• _Written problem_:
Go through the records and extract every line with the word "payments".

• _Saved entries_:
• • • • • • •

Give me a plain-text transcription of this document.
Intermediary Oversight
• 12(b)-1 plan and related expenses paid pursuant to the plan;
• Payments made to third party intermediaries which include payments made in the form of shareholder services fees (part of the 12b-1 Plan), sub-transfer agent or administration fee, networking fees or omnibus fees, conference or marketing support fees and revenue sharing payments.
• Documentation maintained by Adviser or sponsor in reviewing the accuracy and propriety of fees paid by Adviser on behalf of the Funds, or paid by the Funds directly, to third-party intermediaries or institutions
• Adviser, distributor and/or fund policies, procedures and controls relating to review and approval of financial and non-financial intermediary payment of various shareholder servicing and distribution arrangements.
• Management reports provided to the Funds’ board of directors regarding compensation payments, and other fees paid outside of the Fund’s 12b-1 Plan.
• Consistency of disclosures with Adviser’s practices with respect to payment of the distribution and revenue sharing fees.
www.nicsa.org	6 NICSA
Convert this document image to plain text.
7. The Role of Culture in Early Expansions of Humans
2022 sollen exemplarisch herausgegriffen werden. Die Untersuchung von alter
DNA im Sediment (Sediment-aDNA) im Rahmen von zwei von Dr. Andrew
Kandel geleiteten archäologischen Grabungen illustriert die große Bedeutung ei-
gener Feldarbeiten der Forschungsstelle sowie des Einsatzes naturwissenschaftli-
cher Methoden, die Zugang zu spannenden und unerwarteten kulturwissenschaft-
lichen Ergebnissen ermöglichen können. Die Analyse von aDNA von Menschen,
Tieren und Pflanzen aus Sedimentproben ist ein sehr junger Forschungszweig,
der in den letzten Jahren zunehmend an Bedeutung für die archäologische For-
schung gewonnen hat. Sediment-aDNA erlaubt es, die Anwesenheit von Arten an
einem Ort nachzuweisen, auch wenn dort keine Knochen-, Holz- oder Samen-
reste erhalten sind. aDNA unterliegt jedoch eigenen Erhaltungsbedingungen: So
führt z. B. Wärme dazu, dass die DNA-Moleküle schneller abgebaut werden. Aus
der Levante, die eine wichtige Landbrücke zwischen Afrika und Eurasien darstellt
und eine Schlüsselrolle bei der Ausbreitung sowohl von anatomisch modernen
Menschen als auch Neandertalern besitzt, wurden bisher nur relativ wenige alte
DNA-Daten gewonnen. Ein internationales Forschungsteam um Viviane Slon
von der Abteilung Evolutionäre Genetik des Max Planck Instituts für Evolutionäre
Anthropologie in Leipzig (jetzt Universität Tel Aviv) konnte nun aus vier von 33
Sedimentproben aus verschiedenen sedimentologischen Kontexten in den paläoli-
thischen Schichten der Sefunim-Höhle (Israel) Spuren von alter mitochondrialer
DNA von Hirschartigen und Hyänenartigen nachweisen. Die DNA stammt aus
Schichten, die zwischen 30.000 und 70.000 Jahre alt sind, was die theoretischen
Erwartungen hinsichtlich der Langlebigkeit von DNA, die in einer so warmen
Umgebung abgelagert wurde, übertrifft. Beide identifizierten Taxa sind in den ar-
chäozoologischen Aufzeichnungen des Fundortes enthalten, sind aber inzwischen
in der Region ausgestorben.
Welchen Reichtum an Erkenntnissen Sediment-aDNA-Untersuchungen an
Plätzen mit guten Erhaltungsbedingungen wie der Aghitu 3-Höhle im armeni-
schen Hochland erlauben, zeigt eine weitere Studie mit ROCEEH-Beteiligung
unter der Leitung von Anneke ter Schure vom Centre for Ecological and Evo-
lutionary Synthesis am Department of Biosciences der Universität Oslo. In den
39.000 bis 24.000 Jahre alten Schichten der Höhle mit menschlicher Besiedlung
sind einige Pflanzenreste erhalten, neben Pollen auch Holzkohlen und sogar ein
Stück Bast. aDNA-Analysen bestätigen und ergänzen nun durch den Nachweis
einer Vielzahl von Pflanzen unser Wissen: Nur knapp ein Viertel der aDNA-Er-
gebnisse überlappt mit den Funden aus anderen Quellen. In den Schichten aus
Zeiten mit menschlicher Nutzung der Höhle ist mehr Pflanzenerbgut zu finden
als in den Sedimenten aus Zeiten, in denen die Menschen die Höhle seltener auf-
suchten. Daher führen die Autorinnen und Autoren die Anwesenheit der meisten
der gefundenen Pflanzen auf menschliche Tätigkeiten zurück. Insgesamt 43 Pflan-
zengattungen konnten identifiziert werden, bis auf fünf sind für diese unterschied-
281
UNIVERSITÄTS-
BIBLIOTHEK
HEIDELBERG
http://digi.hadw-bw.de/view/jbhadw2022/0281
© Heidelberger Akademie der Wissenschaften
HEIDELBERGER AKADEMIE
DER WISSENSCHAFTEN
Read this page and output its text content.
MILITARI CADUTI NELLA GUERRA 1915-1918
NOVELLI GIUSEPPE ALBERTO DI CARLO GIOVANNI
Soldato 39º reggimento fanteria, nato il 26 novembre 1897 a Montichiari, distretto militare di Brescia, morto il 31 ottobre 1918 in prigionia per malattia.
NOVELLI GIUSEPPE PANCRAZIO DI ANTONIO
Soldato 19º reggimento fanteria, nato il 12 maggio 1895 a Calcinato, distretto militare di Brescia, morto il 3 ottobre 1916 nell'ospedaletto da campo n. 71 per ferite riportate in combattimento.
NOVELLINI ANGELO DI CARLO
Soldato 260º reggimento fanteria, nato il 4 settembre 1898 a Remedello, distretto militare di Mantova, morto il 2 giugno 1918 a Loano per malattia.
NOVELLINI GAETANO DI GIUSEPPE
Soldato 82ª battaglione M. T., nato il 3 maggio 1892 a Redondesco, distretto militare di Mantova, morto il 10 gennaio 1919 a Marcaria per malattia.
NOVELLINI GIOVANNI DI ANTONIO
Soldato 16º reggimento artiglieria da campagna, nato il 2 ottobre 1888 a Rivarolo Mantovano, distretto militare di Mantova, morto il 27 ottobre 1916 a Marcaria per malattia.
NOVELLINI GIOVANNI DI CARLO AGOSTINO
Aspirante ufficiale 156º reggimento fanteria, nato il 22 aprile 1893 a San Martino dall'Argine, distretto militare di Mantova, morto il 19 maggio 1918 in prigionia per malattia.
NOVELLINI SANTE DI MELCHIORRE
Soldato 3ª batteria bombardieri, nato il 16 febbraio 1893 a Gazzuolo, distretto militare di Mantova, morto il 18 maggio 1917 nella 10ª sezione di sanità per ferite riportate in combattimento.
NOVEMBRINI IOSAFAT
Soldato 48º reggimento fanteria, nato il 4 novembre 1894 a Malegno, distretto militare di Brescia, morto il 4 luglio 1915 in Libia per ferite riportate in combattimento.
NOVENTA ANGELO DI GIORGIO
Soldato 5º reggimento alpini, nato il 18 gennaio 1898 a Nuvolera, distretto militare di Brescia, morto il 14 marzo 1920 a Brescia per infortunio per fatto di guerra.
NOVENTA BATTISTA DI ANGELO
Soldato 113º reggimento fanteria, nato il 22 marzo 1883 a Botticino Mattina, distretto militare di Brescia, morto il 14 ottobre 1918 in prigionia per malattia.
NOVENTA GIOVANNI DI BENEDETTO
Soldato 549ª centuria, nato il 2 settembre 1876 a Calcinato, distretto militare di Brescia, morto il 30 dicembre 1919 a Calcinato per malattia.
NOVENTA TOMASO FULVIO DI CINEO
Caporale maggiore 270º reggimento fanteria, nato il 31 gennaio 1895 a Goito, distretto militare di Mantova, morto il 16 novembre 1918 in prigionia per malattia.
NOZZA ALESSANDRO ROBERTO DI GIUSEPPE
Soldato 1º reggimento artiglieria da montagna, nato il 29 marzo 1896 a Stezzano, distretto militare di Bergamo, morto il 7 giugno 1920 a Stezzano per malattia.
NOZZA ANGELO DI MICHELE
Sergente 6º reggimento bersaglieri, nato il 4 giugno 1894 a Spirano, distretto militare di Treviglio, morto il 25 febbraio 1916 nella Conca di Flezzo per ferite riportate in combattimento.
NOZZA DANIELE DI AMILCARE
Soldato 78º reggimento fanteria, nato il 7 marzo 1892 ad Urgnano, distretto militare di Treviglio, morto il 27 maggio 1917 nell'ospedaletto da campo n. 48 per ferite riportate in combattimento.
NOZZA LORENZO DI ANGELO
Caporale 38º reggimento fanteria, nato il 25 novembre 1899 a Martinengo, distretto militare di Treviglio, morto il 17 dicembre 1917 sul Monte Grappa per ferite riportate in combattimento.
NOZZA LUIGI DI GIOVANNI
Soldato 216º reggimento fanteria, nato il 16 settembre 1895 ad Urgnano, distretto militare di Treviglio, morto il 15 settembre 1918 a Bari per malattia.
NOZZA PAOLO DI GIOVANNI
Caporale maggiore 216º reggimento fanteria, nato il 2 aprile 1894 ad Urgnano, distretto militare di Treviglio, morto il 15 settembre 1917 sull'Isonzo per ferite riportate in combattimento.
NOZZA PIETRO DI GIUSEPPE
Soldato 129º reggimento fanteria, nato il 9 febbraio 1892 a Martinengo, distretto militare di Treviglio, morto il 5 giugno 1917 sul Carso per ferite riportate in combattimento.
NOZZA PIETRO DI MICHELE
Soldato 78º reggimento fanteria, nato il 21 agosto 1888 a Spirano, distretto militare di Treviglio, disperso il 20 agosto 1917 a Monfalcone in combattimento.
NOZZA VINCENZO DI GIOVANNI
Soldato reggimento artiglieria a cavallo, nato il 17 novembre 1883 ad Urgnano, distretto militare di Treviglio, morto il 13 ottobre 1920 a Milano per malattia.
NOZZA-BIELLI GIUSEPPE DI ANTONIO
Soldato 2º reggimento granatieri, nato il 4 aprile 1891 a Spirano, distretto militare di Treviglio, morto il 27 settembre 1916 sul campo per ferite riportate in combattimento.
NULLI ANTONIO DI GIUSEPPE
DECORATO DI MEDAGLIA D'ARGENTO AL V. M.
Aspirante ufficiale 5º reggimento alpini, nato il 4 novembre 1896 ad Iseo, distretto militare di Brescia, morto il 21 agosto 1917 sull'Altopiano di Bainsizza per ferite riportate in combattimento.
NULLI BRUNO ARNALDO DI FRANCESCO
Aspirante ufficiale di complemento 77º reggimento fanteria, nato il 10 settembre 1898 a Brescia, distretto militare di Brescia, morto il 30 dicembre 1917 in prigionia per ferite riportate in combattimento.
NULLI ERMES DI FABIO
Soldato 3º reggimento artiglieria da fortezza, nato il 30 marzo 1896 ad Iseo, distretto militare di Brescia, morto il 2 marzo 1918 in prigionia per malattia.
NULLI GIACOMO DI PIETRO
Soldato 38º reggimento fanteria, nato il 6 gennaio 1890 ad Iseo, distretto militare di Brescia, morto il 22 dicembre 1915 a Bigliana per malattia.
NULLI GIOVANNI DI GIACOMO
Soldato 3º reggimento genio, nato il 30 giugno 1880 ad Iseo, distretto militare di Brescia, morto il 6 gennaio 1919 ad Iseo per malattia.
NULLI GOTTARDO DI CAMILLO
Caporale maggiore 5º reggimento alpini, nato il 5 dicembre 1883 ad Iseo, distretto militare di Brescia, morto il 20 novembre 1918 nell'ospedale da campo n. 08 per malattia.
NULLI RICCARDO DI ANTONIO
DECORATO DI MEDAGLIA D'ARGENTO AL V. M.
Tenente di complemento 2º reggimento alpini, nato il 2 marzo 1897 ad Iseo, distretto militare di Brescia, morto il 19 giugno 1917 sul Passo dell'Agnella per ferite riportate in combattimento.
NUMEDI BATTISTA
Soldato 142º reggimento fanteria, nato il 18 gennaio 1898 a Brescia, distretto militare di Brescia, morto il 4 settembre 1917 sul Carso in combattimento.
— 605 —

• • • • • • •

• _Solution for this task_:
• Payments made to third party intermediaries which include payments made in the form of shareholder services fees (part of the 12b-1 Plan), sub-transfer agent or administration fee, networking fees or omnibus fees, conference or marketing support fees and revenue sharing payments.
• Management reports provided to the Funds’ board of directors regarding compensation payments, and other fees paid outside of the Fund’s 12b-1 Plan.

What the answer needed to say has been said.